TASK GOAL
Please set down all the lines beneath this one exactly, without the pictures.

— START OF DATASET —

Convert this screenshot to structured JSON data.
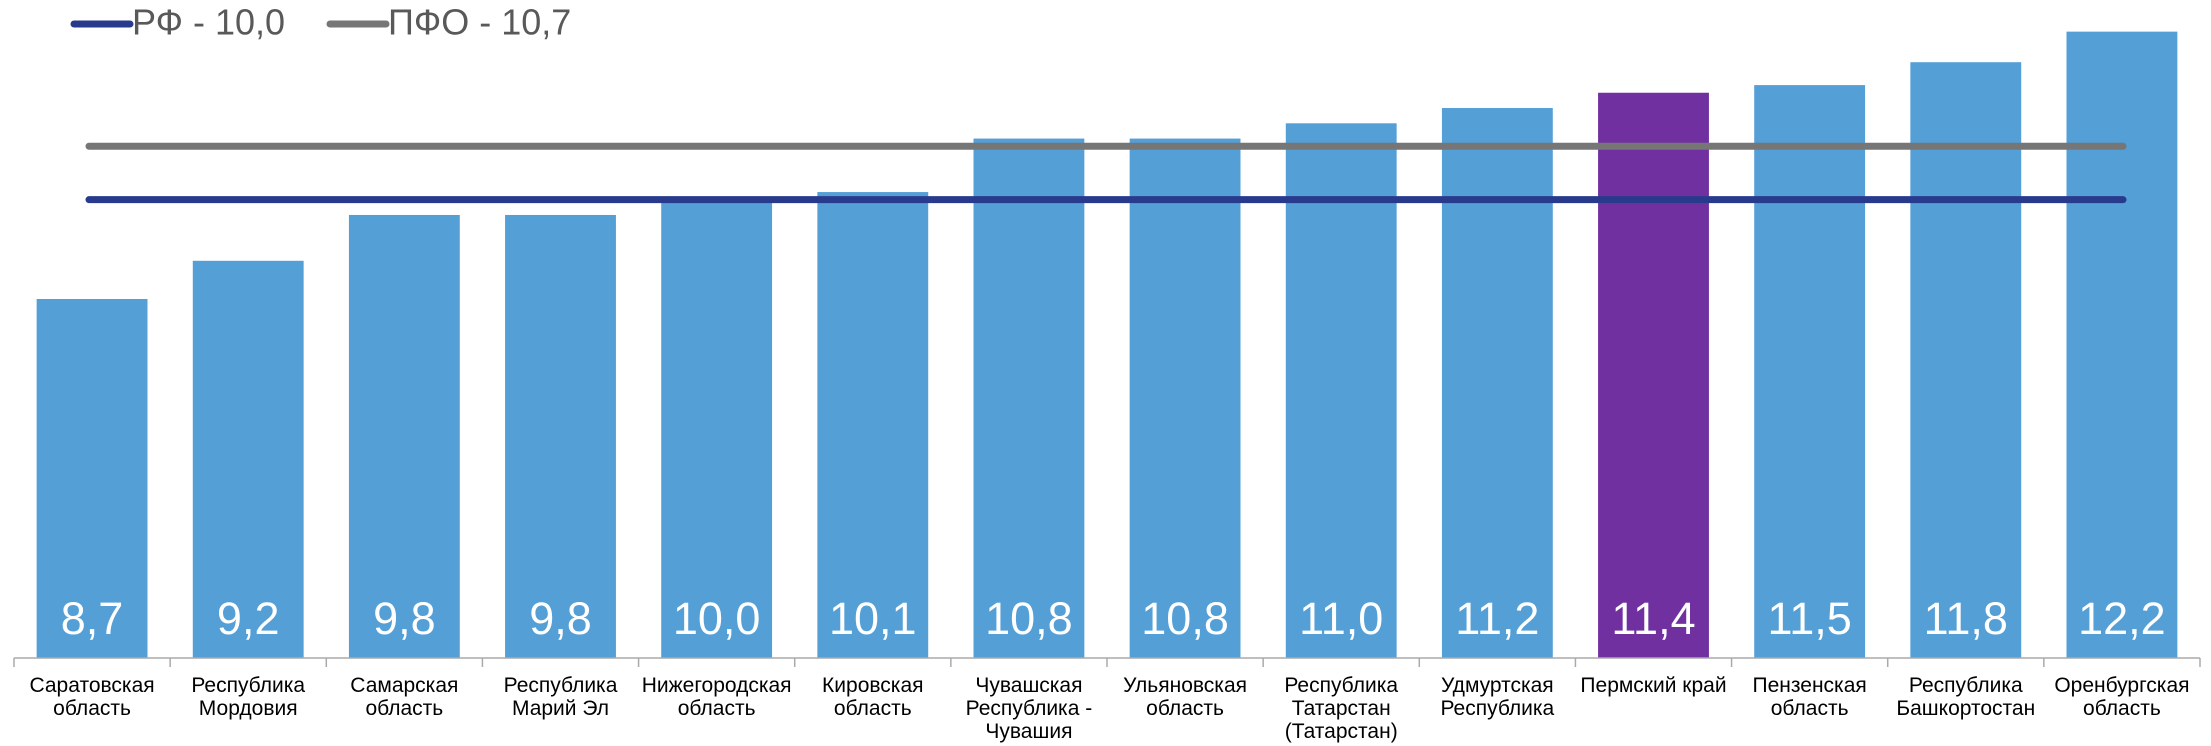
{
  "chart_data": {
    "type": "bar",
    "categories": [
      "Саратовская\nобласть",
      "Республика\nМордовия",
      "Самарская\nобласть",
      "Республика\nМарий Эл",
      "Нижегородская\nобласть",
      "Кировская\nобласть",
      "Чувашская\nРеспублика -\nЧувашия",
      "Ульяновская\nобласть",
      "Республика\nТатарстан\n(Татарстан)",
      "Удмуртская\nРеспублика",
      "Пермский край",
      "Пензенская\nобласть",
      "Республика\nБашкортостан",
      "Оренбургская\nобласть"
    ],
    "values": [
      8.7,
      9.2,
      9.8,
      9.8,
      10.0,
      10.1,
      10.8,
      10.8,
      11.0,
      11.2,
      11.4,
      11.5,
      11.8,
      12.2
    ],
    "value_labels": [
      "8,7",
      "9,2",
      "9,8",
      "9,8",
      "10,0",
      "10,1",
      "10,8",
      "10,8",
      "11,0",
      "11,2",
      "11,4",
      "11,5",
      "11,8",
      "12,2"
    ],
    "colors": [
      "#559fd7",
      "#559fd7",
      "#559fd7",
      "#559fd7",
      "#559fd7",
      "#559fd7",
      "#559fd7",
      "#559fd7",
      "#559fd7",
      "#559fd7",
      "#7030a0",
      "#559fd7",
      "#559fd7",
      "#559fd7"
    ],
    "ylim": [
      4,
      12.3
    ],
    "reference_lines": [
      {
        "name": "РФ - 10,0",
        "value": 10.0,
        "color": "#283a8c"
      },
      {
        "name": "ПФО - 10,7",
        "value": 10.7,
        "color": "#767676"
      }
    ]
  }
}
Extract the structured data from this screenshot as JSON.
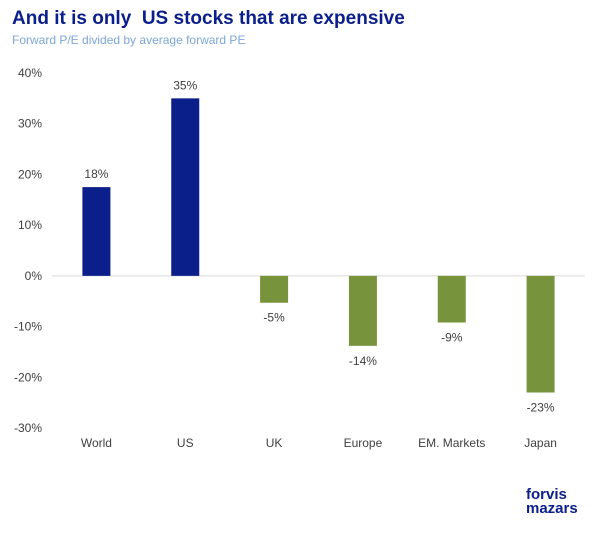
{
  "title": "And it is only  US stocks that are expensive",
  "subtitle": "Forward P/E divided by average forward PE",
  "logo": {
    "line1": "forvis",
    "line2": "mazars"
  },
  "colors": {
    "positive": "#0b1f8a",
    "negative": "#77933c",
    "title": "#0b1f8a",
    "subtitle": "#7da7d8"
  },
  "chart_data": {
    "type": "bar",
    "title": "And it is only  US stocks that are expensive",
    "subtitle": "Forward P/E divided by average forward PE",
    "categories": [
      "World",
      "US",
      "UK",
      "Europe",
      "EM. Markets",
      "Japan"
    ],
    "values": [
      17.5,
      35,
      -5.3,
      -13.8,
      -9.2,
      -23
    ],
    "data_labels": [
      "18%",
      "35%",
      "-5%",
      "-14%",
      "-9%",
      "-23%"
    ],
    "ylim": [
      -30,
      40
    ],
    "yticks": [
      40,
      30,
      20,
      10,
      0,
      -10,
      -20,
      -30
    ],
    "ytick_labels": [
      "40%",
      "30%",
      "20%",
      "10%",
      "0%",
      "-10%",
      "-20%",
      "-30%"
    ],
    "grid": false,
    "legend": "none",
    "xlabel": "",
    "ylabel": ""
  }
}
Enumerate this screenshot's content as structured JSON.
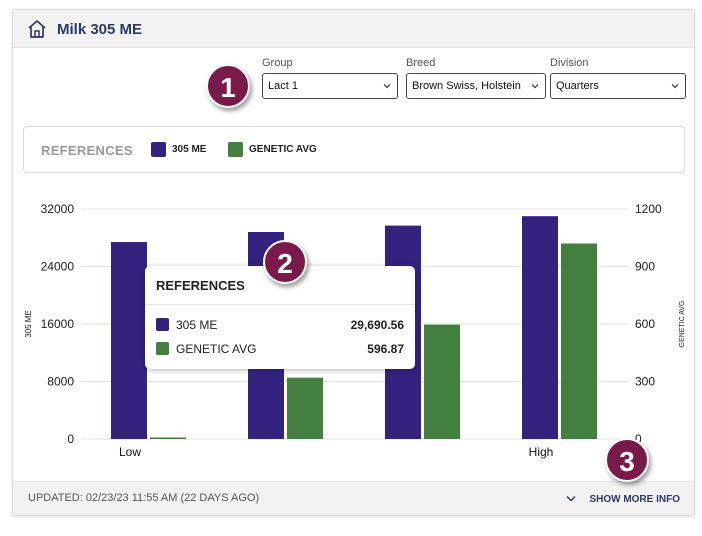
{
  "header": {
    "title": "Milk 305 ME",
    "home_icon": "home-icon"
  },
  "filters": {
    "group": {
      "label": "Group",
      "value": "Lact 1"
    },
    "breed": {
      "label": "Breed",
      "value": "Brown Swiss, Holstein"
    },
    "division": {
      "label": "Division",
      "value": "Quarters"
    }
  },
  "references": {
    "title": "REFERENCES",
    "legend": [
      {
        "name": "305 ME",
        "color": "#33237f"
      },
      {
        "name": "GENETIC AVG",
        "color": "#43803f"
      }
    ]
  },
  "chart_data": {
    "type": "bar",
    "categories": [
      "Low",
      "",
      "",
      "High"
    ],
    "series": [
      {
        "name": "305 ME",
        "axis": "left",
        "color": "#33237f",
        "values": [
          27400,
          28800,
          29690.56,
          31000
        ]
      },
      {
        "name": "GENETIC AVG",
        "axis": "right",
        "color": "#43803f",
        "values": [
          8,
          320,
          596.87,
          1020
        ]
      }
    ],
    "ylabel": "305 ME",
    "ylabel_right": "GENETIC AVG",
    "ylim": [
      0,
      32000
    ],
    "ylim_right": [
      0,
      1200
    ],
    "yticks": [
      "0",
      "8000",
      "16000",
      "24000",
      "32000"
    ],
    "yticks_right": [
      "0",
      "300",
      "600",
      "900",
      "1200"
    ],
    "grid": true
  },
  "tooltip": {
    "title": "REFERENCES",
    "rows": [
      {
        "label": "305 ME",
        "value": "29,690.56",
        "color": "#33237f"
      },
      {
        "label": "GENETIC AVG",
        "value": "596.87",
        "color": "#43803f"
      }
    ]
  },
  "badges": [
    "1",
    "2",
    "3"
  ],
  "footer": {
    "updated": "UPDATED: 02/23/23 11:55 AM (22 DAYS AGO)",
    "more": "SHOW MORE INFO"
  }
}
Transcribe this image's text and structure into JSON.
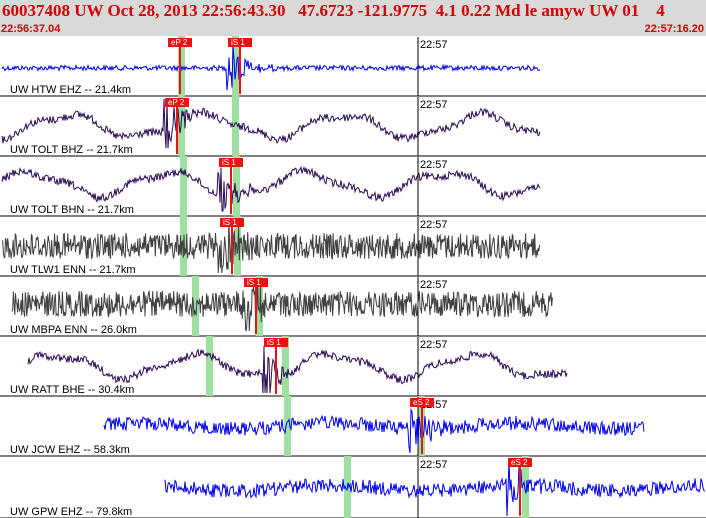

— END OF DATASET —

CORRECT RESPONSE
Convert this screenshot to structured JSON data.
{
  "chart_data": {
    "type": "bar",
    "categories": [
      "Саратовская\nобласть",
      "Республика\nМордовия",
      "Самарская\nобласть",
      "Республика\nМарий Эл",
      "Нижегородская\nобласть",
      "Кировская\nобласть",
      "Чувашская\nРеспублика -\nЧувашия",
      "Ульяновская\nобласть",
      "Республика\nТатарстан\n(Татарстан)",
      "Удмуртская\nРеспублика",
      "Пермский край",
      "Пензенская\nобласть",
      "Республика\nБашкортостан",
      "Оренбургская\nобласть"
    ],
    "values": [
      8.7,
      9.2,
      9.8,
      9.8,
      10.0,
      10.1,
      10.8,
      10.8,
      11.0,
      11.2,
      11.4,
      11.5,
      11.8,
      12.2
    ],
    "value_labels": [
      "8,7",
      "9,2",
      "9,8",
      "9,8",
      "10,0",
      "10,1",
      "10,8",
      "10,8",
      "11,0",
      "11,2",
      "11,4",
      "11,5",
      "11,8",
      "12,2"
    ],
    "colors": [
      "#559fd7",
      "#559fd7",
      "#559fd7",
      "#559fd7",
      "#559fd7",
      "#559fd7",
      "#559fd7",
      "#559fd7",
      "#559fd7",
      "#559fd7",
      "#7030a0",
      "#559fd7",
      "#559fd7",
      "#559fd7"
    ],
    "ylim": [
      4,
      12.3
    ],
    "reference_lines": [
      {
        "name": "РФ - 10,0",
        "value": 10.0,
        "color": "#283a8c"
      },
      {
        "name": "ПФО - 10,7",
        "value": 10.7,
        "color": "#767676"
      }
    ]
  }
}
Extract the structured data from this screenshot as JSON.
{
  "title": "And it is only  US stocks that are expensive",
  "subtitle": "Forward P/E divided by average forward PE",
  "logo": {
    "line1": "forvis",
    "line2": "mazars"
  },
  "colors": {
    "positive": "#0b1f8a",
    "negative": "#77933c",
    "title": "#0b1f8a",
    "subtitle": "#7da7d8"
  },
  "chart_data": {
    "type": "bar",
    "title": "And it is only  US stocks that are expensive",
    "subtitle": "Forward P/E divided by average forward PE",
    "categories": [
      "World",
      "US",
      "UK",
      "Europe",
      "EM. Markets",
      "Japan"
    ],
    "values": [
      17.5,
      35,
      -5.3,
      -13.8,
      -9.2,
      -23
    ],
    "data_labels": [
      "18%",
      "35%",
      "-5%",
      "-14%",
      "-9%",
      "-23%"
    ],
    "ylim": [
      -30,
      40
    ],
    "yticks": [
      40,
      30,
      20,
      10,
      0,
      -10,
      -20,
      -30
    ],
    "ytick_labels": [
      "40%",
      "30%",
      "20%",
      "10%",
      "0%",
      "-10%",
      "-20%",
      "-30%"
    ],
    "grid": false,
    "legend": "none",
    "xlabel": "",
    "ylabel": ""
  }
}
Enumerate this screenshot's content as structured JSON.
{
  "header": {
    "title": "Milk 305 ME",
    "home_icon": "home-icon"
  },
  "filters": {
    "group": {
      "label": "Group",
      "value": "Lact 1"
    },
    "breed": {
      "label": "Breed",
      "value": "Brown Swiss, Holstein"
    },
    "division": {
      "label": "Division",
      "value": "Quarters"
    }
  },
  "references": {
    "title": "REFERENCES",
    "legend": [
      {
        "name": "305 ME",
        "color": "#33237f"
      },
      {
        "name": "GENETIC AVG",
        "color": "#43803f"
      }
    ]
  },
  "chart_data": {
    "type": "bar",
    "categories": [
      "Low",
      "",
      "",
      "High"
    ],
    "series": [
      {
        "name": "305 ME",
        "axis": "left",
        "color": "#33237f",
        "values": [
          27400,
          28800,
          29690.56,
          31000
        ]
      },
      {
        "name": "GENETIC AVG",
        "axis": "right",
        "color": "#43803f",
        "values": [
          8,
          320,
          596.87,
          1020
        ]
      }
    ],
    "ylabel": "305 ME",
    "ylabel_right": "GENETIC AVG",
    "ylim": [
      0,
      32000
    ],
    "ylim_right": [
      0,
      1200
    ],
    "yticks": [
      "0",
      "8000",
      "16000",
      "24000",
      "32000"
    ],
    "yticks_right": [
      "0",
      "300",
      "600",
      "900",
      "1200"
    ],
    "grid": true
  },
  "tooltip": {
    "title": "REFERENCES",
    "rows": [
      {
        "label": "305 ME",
        "value": "29,690.56",
        "color": "#33237f"
      },
      {
        "label": "GENETIC AVG",
        "value": "596.87",
        "color": "#43803f"
      }
    ]
  },
  "badges": [
    "1",
    "2",
    "3"
  ],
  "footer": {
    "updated": "UPDATED: 02/23/23 11:55 AM (22 DAYS AGO)",
    "more": "SHOW MORE INFO"
  }
}
Transcribe this image's text and structure into JSON.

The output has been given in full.